---------- Data supplied

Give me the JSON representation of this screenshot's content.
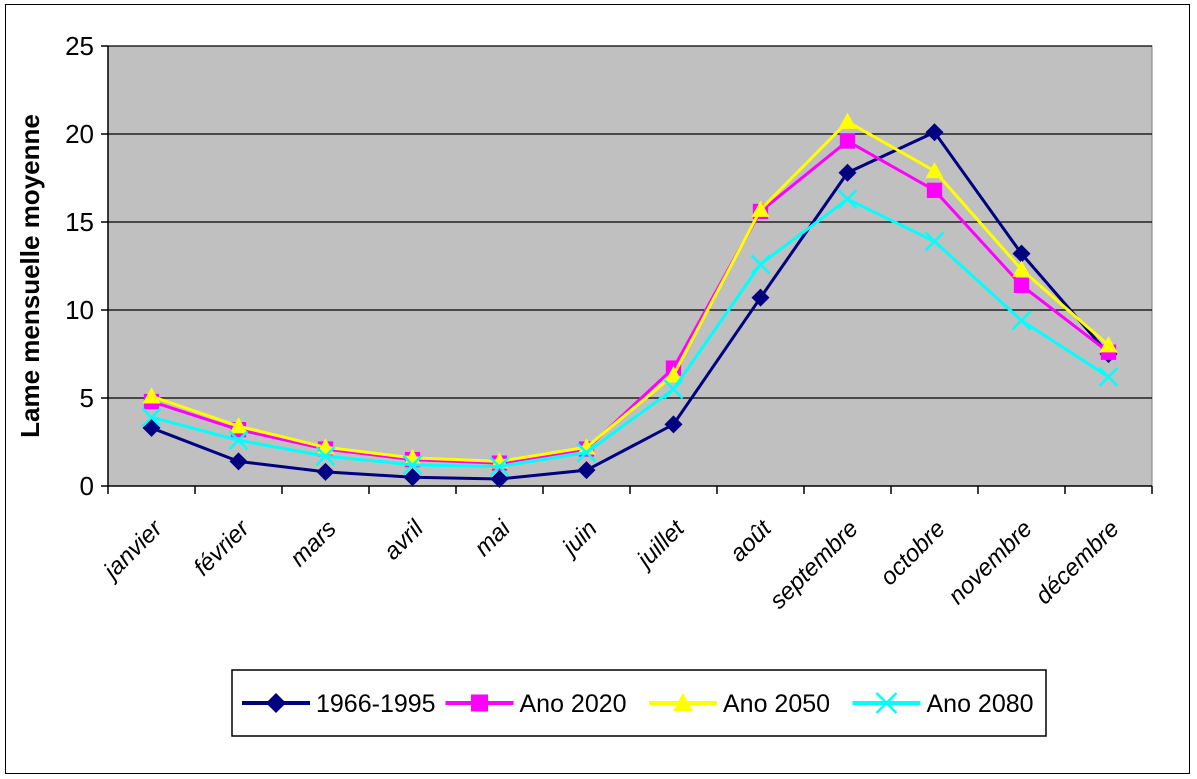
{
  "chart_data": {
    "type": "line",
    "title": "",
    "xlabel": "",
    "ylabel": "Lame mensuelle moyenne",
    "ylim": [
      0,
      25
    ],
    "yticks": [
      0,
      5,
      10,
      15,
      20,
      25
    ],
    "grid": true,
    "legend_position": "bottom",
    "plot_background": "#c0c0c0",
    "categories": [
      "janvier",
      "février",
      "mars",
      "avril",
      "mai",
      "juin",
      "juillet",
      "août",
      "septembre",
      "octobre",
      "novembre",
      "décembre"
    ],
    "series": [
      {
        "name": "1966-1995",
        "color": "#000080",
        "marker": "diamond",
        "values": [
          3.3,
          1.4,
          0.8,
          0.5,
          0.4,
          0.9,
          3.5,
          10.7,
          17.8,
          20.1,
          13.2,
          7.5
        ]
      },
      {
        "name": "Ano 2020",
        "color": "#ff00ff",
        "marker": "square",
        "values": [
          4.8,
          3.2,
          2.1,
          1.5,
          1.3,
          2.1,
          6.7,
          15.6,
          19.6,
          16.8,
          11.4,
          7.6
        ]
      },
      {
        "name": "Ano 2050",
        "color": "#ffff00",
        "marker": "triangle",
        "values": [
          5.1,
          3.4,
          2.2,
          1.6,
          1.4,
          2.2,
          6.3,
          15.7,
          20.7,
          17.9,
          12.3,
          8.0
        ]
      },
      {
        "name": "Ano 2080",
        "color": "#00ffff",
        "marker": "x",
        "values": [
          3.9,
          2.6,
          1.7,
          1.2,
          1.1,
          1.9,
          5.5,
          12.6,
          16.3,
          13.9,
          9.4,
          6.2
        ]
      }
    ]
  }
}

--------------------

Exercise goal: Search the records for the string "marker" and return every line in which it occurs.

Exercise answer:
        "marker": "diamond",
        "marker": "square",
        "marker": "triangle",
        "marker": "x",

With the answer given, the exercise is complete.